[Data entries]
---------------

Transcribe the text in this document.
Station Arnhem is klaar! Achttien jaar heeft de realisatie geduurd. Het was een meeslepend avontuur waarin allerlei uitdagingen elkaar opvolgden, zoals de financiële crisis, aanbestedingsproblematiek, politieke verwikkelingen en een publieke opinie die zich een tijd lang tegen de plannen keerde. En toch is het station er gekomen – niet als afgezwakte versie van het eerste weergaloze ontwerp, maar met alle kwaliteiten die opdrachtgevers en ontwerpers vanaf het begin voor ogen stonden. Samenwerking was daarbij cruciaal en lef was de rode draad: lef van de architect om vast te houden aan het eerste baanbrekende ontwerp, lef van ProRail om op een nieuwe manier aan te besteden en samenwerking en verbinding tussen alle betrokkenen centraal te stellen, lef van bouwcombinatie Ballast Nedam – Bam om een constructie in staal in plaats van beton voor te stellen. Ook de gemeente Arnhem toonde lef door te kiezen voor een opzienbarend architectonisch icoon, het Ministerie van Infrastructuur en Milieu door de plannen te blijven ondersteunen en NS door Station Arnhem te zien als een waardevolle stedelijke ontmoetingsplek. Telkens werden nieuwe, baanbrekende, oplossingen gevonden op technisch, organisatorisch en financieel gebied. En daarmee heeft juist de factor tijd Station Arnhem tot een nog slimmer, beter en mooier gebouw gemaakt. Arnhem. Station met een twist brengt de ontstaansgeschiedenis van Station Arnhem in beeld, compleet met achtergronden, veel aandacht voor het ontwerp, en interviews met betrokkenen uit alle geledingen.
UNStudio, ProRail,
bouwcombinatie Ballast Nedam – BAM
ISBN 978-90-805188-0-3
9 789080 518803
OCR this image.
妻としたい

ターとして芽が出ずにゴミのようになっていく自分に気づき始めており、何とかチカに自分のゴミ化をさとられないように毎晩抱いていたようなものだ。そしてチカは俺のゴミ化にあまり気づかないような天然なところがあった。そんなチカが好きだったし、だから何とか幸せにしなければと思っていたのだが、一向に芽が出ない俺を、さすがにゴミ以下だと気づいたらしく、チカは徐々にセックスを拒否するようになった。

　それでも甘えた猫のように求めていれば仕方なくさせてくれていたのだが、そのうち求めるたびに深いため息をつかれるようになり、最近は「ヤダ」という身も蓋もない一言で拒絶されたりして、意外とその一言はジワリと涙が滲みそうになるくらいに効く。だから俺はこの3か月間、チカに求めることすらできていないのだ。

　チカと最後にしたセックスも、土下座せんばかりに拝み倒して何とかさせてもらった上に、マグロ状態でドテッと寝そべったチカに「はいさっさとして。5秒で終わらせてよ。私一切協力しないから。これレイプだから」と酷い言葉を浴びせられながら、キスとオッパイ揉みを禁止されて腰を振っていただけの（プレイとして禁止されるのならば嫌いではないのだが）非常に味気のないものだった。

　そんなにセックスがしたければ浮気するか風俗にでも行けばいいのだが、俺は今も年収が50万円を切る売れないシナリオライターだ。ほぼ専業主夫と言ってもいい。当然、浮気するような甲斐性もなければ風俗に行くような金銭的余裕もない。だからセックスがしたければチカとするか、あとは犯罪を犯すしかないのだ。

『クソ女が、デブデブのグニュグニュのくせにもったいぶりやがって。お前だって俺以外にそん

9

---------------

== Description of the task ==
In the records above, locate every line with the string "this" and copy it.

== Response to the exercise ==
Transcribe the text in this document.
OCR this image.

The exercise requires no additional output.